## [Exercise brief]
Output each entry that follows exactly. Images stay out.

** begin Material provided **

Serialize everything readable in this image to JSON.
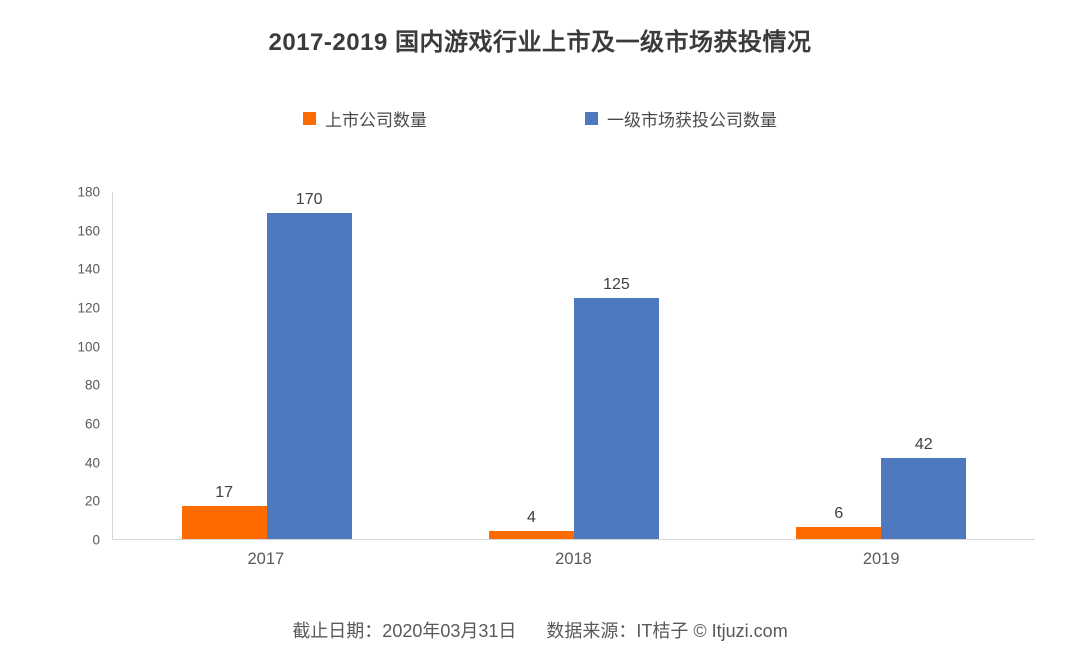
{
  "page": {
    "background": "#ffffff"
  },
  "header": {
    "title": "2017-2019 国内游戏行业上市及一级市场获投情况"
  },
  "footer": {
    "date": "截止日期：2020年03月31日",
    "source": "数据来源：IT桔子 © Itjuzi.com"
  },
  "colors": {
    "orange_series": "#fc6a00",
    "blue_series": "#4e79be",
    "title_text": "#3b3b3b",
    "axis_text": "#595959",
    "value_text": "#404040",
    "axis_line": "#d6d6d6"
  },
  "chart_data": {
    "type": "bar",
    "title": "2017-2019 国内游戏行业上市及一级市场获投情况",
    "categories": [
      "2017",
      "2018",
      "2019"
    ],
    "series": [
      {
        "name": "上市公司数量",
        "color": "#fc6a00",
        "values": [
          17,
          4,
          6
        ]
      },
      {
        "name": "一级市场获投公司数量",
        "color": "#4e79be",
        "values": [
          170,
          125,
          42
        ]
      }
    ],
    "xlabel": "",
    "ylabel": "",
    "ylim": [
      0,
      180
    ],
    "ytick_step": 20,
    "grid": false,
    "legend_position": "top",
    "bar_value_labels": true
  }
}
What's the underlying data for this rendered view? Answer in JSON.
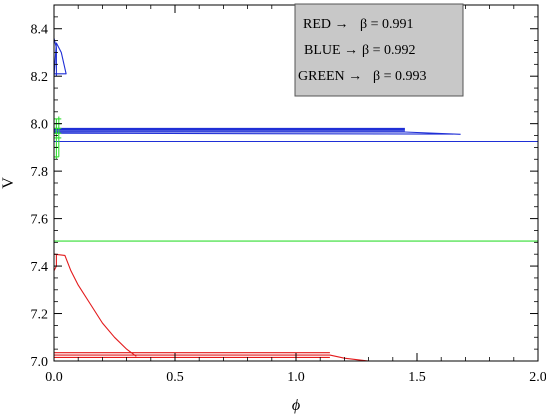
{
  "chart_data": {
    "type": "line",
    "xlabel": "ϕ",
    "ylabel": "V",
    "xlim": [
      0,
      2.0
    ],
    "ylim": [
      7.0,
      8.5
    ],
    "x_ticks": [
      {
        "value": 0.0,
        "label": "0.0"
      },
      {
        "value": 0.5,
        "label": "0.5"
      },
      {
        "value": 1.0,
        "label": "1.0"
      },
      {
        "value": 1.5,
        "label": "1.5"
      },
      {
        "value": 2.0,
        "label": "2.0"
      }
    ],
    "y_ticks": [
      {
        "value": 7.0,
        "label": "7.0"
      },
      {
        "value": 7.2,
        "label": "7.2"
      },
      {
        "value": 7.4,
        "label": "7.4"
      },
      {
        "value": 7.6,
        "label": "7.6"
      },
      {
        "value": 7.8,
        "label": "7.8"
      },
      {
        "value": 8.0,
        "label": "8.0"
      },
      {
        "value": 8.2,
        "label": "8.2"
      },
      {
        "value": 8.4,
        "label": "8.4"
      }
    ],
    "legend": {
      "placement": "top-right",
      "entries": [
        {
          "label": "RED →",
          "beta_label": "β = 0.991",
          "color": "#e31a1c"
        },
        {
          "label": "BLUE →",
          "beta_label": "β = 0.992",
          "color": "#1f2fd6"
        },
        {
          "label": "GREEN →",
          "beta_label": "β = 0.993",
          "color": "#33dd33"
        }
      ]
    },
    "series": [
      {
        "color": "#e31a1c",
        "paths": [
          [
            [
              0.0,
              7.45
            ],
            [
              0.045,
              7.445
            ],
            [
              0.07,
              7.38
            ],
            [
              0.1,
              7.32
            ],
            [
              0.15,
              7.24
            ],
            [
              0.2,
              7.16
            ],
            [
              0.25,
              7.1
            ],
            [
              0.3,
              7.05
            ],
            [
              0.34,
              7.02
            ]
          ],
          [
            [
              0.0,
              7.025
            ],
            [
              0.34,
              7.025
            ],
            [
              1.14,
              7.025
            ],
            [
              1.2,
              7.012
            ],
            [
              1.34,
              6.995
            ]
          ],
          [
            [
              0.0,
              7.015
            ],
            [
              0.34,
              7.015
            ],
            [
              1.14,
              7.015
            ]
          ],
          [
            [
              0.0,
              7.035
            ],
            [
              0.34,
              7.035
            ],
            [
              1.14,
              7.035
            ]
          ],
          [
            [
              0.0,
              7.38
            ],
            [
              0.01,
              7.4
            ],
            [
              0.01,
              7.45
            ]
          ]
        ]
      },
      {
        "color": "#1f2fd6",
        "paths": [
          [
            [
              0.0,
              7.925
            ],
            [
              2.0,
              7.925
            ]
          ],
          [
            [
              0.0,
              7.96
            ],
            [
              1.65,
              7.956
            ]
          ],
          [
            [
              0.0,
              7.965
            ],
            [
              1.45,
              7.965
            ],
            [
              1.68,
              7.955
            ]
          ],
          [
            [
              0.0,
              7.97
            ],
            [
              1.45,
              7.97
            ]
          ],
          [
            [
              0.0,
              7.975
            ],
            [
              1.45,
              7.975
            ]
          ],
          [
            [
              0.0,
              7.98
            ],
            [
              1.45,
              7.98
            ]
          ],
          [
            [
              0.0,
              8.2
            ],
            [
              0.01,
              8.34
            ],
            [
              0.03,
              8.3
            ],
            [
              0.05,
              8.21
            ],
            [
              0.0,
              8.21
            ]
          ],
          [
            [
              0.0,
              8.36
            ],
            [
              0.01,
              8.32
            ],
            [
              0.01,
              8.2
            ]
          ]
        ]
      },
      {
        "color": "#33dd33",
        "paths": [
          [
            [
              0.0,
              7.505
            ],
            [
              2.0,
              7.505
            ]
          ],
          [
            [
              0.01,
              7.85
            ],
            [
              0.01,
              8.02
            ]
          ],
          [
            [
              0.02,
              7.86
            ],
            [
              0.02,
              8.03
            ]
          ],
          [
            [
              0.0,
              8.02
            ],
            [
              0.03,
              8.02
            ]
          ],
          [
            [
              0.0,
              8.0
            ],
            [
              0.03,
              8.0
            ]
          ],
          [
            [
              0.0,
              7.98
            ],
            [
              0.03,
              7.98
            ]
          ],
          [
            [
              0.0,
              7.96
            ],
            [
              0.03,
              7.96
            ]
          ],
          [
            [
              0.0,
              7.94
            ],
            [
              0.03,
              7.94
            ]
          ],
          [
            [
              0.0,
              7.9
            ],
            [
              0.02,
              7.9
            ]
          ],
          [
            [
              0.0,
              7.86
            ],
            [
              0.02,
              7.86
            ]
          ]
        ]
      }
    ]
  }
}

** end Material provided **

## [Output of the exercise]
Serialize everything readable in this image to JSON.
{
  "page": {
    "background": "#ffffff"
  },
  "header": {
    "title": "2017-2019 国内游戏行业上市及一级市场获投情况"
  },
  "footer": {
    "date": "截止日期：2020年03月31日",
    "source": "数据来源：IT桔子 © Itjuzi.com"
  },
  "colors": {
    "orange_series": "#fc6a00",
    "blue_series": "#4e79be",
    "title_text": "#3b3b3b",
    "axis_text": "#595959",
    "value_text": "#404040",
    "axis_line": "#d6d6d6"
  },
  "chart_data": {
    "type": "bar",
    "title": "2017-2019 国内游戏行业上市及一级市场获投情况",
    "categories": [
      "2017",
      "2018",
      "2019"
    ],
    "series": [
      {
        "name": "上市公司数量",
        "color": "#fc6a00",
        "values": [
          17,
          4,
          6
        ]
      },
      {
        "name": "一级市场获投公司数量",
        "color": "#4e79be",
        "values": [
          170,
          125,
          42
        ]
      }
    ],
    "xlabel": "",
    "ylabel": "",
    "ylim": [
      0,
      180
    ],
    "ytick_step": 20,
    "grid": false,
    "legend_position": "top",
    "bar_value_labels": true
  }
}
What's the underlying data for this rendered view? Answer in JSON.
{
  "chart_data": {
    "type": "line",
    "xlabel": "ϕ",
    "ylabel": "V",
    "xlim": [
      0,
      2.0
    ],
    "ylim": [
      7.0,
      8.5
    ],
    "x_ticks": [
      {
        "value": 0.0,
        "label": "0.0"
      },
      {
        "value": 0.5,
        "label": "0.5"
      },
      {
        "value": 1.0,
        "label": "1.0"
      },
      {
        "value": 1.5,
        "label": "1.5"
      },
      {
        "value": 2.0,
        "label": "2.0"
      }
    ],
    "y_ticks": [
      {
        "value": 7.0,
        "label": "7.0"
      },
      {
        "value": 7.2,
        "label": "7.2"
      },
      {
        "value": 7.4,
        "label": "7.4"
      },
      {
        "value": 7.6,
        "label": "7.6"
      },
      {
        "value": 7.8,
        "label": "7.8"
      },
      {
        "value": 8.0,
        "label": "8.0"
      },
      {
        "value": 8.2,
        "label": "8.2"
      },
      {
        "value": 8.4,
        "label": "8.4"
      }
    ],
    "legend": {
      "placement": "top-right",
      "entries": [
        {
          "label": "RED →",
          "beta_label": "β = 0.991",
          "color": "#e31a1c"
        },
        {
          "label": "BLUE →",
          "beta_label": "β = 0.992",
          "color": "#1f2fd6"
        },
        {
          "label": "GREEN →",
          "beta_label": "β = 0.993",
          "color": "#33dd33"
        }
      ]
    },
    "series": [
      {
        "color": "#e31a1c",
        "paths": [
          [
            [
              0.0,
              7.45
            ],
            [
              0.045,
              7.445
            ],
            [
              0.07,
              7.38
            ],
            [
              0.1,
              7.32
            ],
            [
              0.15,
              7.24
            ],
            [
              0.2,
              7.16
            ],
            [
              0.25,
              7.1
            ],
            [
              0.3,
              7.05
            ],
            [
              0.34,
              7.02
            ]
          ],
          [
            [
              0.0,
              7.025
            ],
            [
              0.34,
              7.025
            ],
            [
              1.14,
              7.025
            ],
            [
              1.2,
              7.012
            ],
            [
              1.34,
              6.995
            ]
          ],
          [
            [
              0.0,
              7.015
            ],
            [
              0.34,
              7.015
            ],
            [
              1.14,
              7.015
            ]
          ],
          [
            [
              0.0,
              7.035
            ],
            [
              0.34,
              7.035
            ],
            [
              1.14,
              7.035
            ]
          ],
          [
            [
              0.0,
              7.38
            ],
            [
              0.01,
              7.4
            ],
            [
              0.01,
              7.45
            ]
          ]
        ]
      },
      {
        "color": "#1f2fd6",
        "paths": [
          [
            [
              0.0,
              7.925
            ],
            [
              2.0,
              7.925
            ]
          ],
          [
            [
              0.0,
              7.96
            ],
            [
              1.65,
              7.956
            ]
          ],
          [
            [
              0.0,
              7.965
            ],
            [
              1.45,
              7.965
            ],
            [
              1.68,
              7.955
            ]
          ],
          [
            [
              0.0,
              7.97
            ],
            [
              1.45,
              7.97
            ]
          ],
          [
            [
              0.0,
              7.975
            ],
            [
              1.45,
              7.975
            ]
          ],
          [
            [
              0.0,
              7.98
            ],
            [
              1.45,
              7.98
            ]
          ],
          [
            [
              0.0,
              8.2
            ],
            [
              0.01,
              8.34
            ],
            [
              0.03,
              8.3
            ],
            [
              0.05,
              8.21
            ],
            [
              0.0,
              8.21
            ]
          ],
          [
            [
              0.0,
              8.36
            ],
            [
              0.01,
              8.32
            ],
            [
              0.01,
              8.2
            ]
          ]
        ]
      },
      {
        "color": "#33dd33",
        "paths": [
          [
            [
              0.0,
              7.505
            ],
            [
              2.0,
              7.505
            ]
          ],
          [
            [
              0.01,
              7.85
            ],
            [
              0.01,
              8.02
            ]
          ],
          [
            [
              0.02,
              7.86
            ],
            [
              0.02,
              8.03
            ]
          ],
          [
            [
              0.0,
              8.02
            ],
            [
              0.03,
              8.02
            ]
          ],
          [
            [
              0.0,
              8.0
            ],
            [
              0.03,
              8.0
            ]
          ],
          [
            [
              0.0,
              7.98
            ],
            [
              0.03,
              7.98
            ]
          ],
          [
            [
              0.0,
              7.96
            ],
            [
              0.03,
              7.96
            ]
          ],
          [
            [
              0.0,
              7.94
            ],
            [
              0.03,
              7.94
            ]
          ],
          [
            [
              0.0,
              7.9
            ],
            [
              0.02,
              7.9
            ]
          ],
          [
            [
              0.0,
              7.86
            ],
            [
              0.02,
              7.86
            ]
          ]
        ]
      }
    ]
  }
}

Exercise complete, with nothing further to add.